■ **WHAT YOU SHOULD DO**:
Please output every line of the material as it stands, without the pictures.

■ **DATA SHOWN**:
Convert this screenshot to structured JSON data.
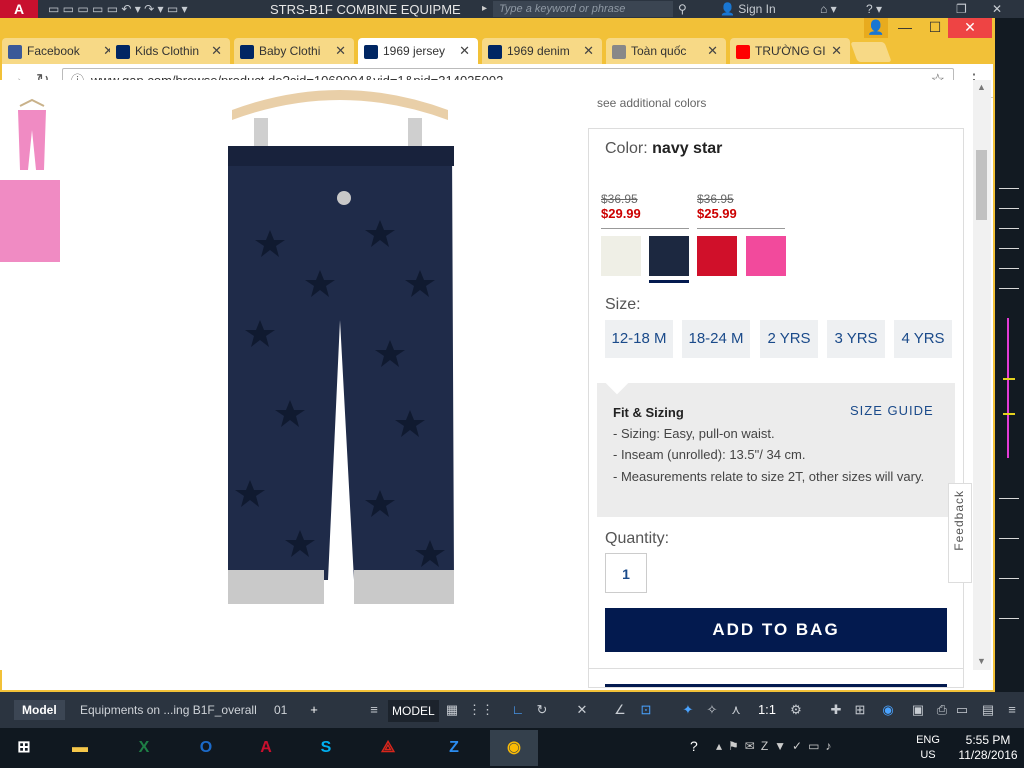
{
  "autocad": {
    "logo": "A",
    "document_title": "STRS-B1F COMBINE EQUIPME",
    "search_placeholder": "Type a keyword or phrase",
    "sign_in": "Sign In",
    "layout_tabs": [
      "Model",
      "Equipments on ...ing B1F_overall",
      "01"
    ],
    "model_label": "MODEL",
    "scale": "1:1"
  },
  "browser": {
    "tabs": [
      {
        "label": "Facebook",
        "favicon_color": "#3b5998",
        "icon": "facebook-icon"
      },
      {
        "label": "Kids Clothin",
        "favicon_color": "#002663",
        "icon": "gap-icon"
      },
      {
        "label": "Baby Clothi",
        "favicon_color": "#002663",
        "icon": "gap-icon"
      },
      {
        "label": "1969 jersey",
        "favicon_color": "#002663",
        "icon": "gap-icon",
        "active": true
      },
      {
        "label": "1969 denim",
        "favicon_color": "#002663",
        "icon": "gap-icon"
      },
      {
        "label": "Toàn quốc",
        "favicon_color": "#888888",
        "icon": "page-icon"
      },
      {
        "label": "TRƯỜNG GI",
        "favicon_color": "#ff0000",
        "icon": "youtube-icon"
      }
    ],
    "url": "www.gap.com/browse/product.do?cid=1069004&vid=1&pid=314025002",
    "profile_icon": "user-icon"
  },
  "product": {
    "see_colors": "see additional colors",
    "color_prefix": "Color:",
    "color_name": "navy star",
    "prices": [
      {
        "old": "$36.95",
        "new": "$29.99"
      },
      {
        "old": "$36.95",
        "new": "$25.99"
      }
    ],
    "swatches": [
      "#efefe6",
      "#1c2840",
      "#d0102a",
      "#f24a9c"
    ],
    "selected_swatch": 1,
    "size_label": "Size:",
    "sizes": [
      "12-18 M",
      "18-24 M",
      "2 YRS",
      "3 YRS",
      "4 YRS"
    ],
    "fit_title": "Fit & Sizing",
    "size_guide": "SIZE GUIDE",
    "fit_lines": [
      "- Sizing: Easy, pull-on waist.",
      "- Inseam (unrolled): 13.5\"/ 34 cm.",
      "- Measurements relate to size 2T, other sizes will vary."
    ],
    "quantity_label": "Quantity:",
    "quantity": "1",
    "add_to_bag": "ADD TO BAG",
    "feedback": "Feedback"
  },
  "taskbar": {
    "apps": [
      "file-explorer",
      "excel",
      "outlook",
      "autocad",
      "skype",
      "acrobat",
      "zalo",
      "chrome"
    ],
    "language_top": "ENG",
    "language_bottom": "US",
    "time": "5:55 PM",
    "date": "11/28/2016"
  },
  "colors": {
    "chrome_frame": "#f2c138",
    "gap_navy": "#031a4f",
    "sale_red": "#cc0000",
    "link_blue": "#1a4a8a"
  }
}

■ **PROBLEM SOLUTION**:
Convert this screenshot to structured JSON data.
{
  "autocad": {
    "logo": "A",
    "document_title": "STRS-B1F COMBINE EQUIPME",
    "search_placeholder": "Type a keyword or phrase",
    "sign_in": "Sign In",
    "layout_tabs": [
      "Model",
      "Equipments on ...ing B1F_overall",
      "01"
    ],
    "model_label": "MODEL",
    "scale": "1:1"
  },
  "browser": {
    "tabs": [
      {
        "label": "Facebook",
        "favicon_color": "#3b5998",
        "icon": "facebook-icon"
      },
      {
        "label": "Kids Clothin",
        "favicon_color": "#002663",
        "icon": "gap-icon"
      },
      {
        "label": "Baby Clothi",
        "favicon_color": "#002663",
        "icon": "gap-icon"
      },
      {
        "label": "1969 jersey",
        "favicon_color": "#002663",
        "icon": "gap-icon",
        "active": true
      },
      {
        "label": "1969 denim",
        "favicon_color": "#002663",
        "icon": "gap-icon"
      },
      {
        "label": "Toàn quốc",
        "favicon_color": "#888888",
        "icon": "page-icon"
      },
      {
        "label": "TRƯỜNG GI",
        "favicon_color": "#ff0000",
        "icon": "youtube-icon"
      }
    ],
    "url": "www.gap.com/browse/product.do?cid=1069004&vid=1&pid=314025002",
    "profile_icon": "user-icon"
  },
  "product": {
    "see_colors": "see additional colors",
    "color_prefix": "Color:",
    "color_name": "navy star",
    "prices": [
      {
        "old": "$36.95",
        "new": "$29.99"
      },
      {
        "old": "$36.95",
        "new": "$25.99"
      }
    ],
    "swatches": [
      "#efefe6",
      "#1c2840",
      "#d0102a",
      "#f24a9c"
    ],
    "selected_swatch": 1,
    "size_label": "Size:",
    "sizes": [
      "12-18 M",
      "18-24 M",
      "2 YRS",
      "3 YRS",
      "4 YRS"
    ],
    "fit_title": "Fit & Sizing",
    "size_guide": "SIZE GUIDE",
    "fit_lines": [
      "- Sizing: Easy, pull-on waist.",
      "- Inseam (unrolled): 13.5\"/ 34 cm.",
      "- Measurements relate to size 2T, other sizes will vary."
    ],
    "quantity_label": "Quantity:",
    "quantity": "1",
    "add_to_bag": "ADD TO BAG",
    "feedback": "Feedback"
  },
  "taskbar": {
    "apps": [
      "file-explorer",
      "excel",
      "outlook",
      "autocad",
      "skype",
      "acrobat",
      "zalo",
      "chrome"
    ],
    "language_top": "ENG",
    "language_bottom": "US",
    "time": "5:55 PM",
    "date": "11/28/2016"
  },
  "colors": {
    "chrome_frame": "#f2c138",
    "gap_navy": "#031a4f",
    "sale_red": "#cc0000",
    "link_blue": "#1a4a8a"
  }
}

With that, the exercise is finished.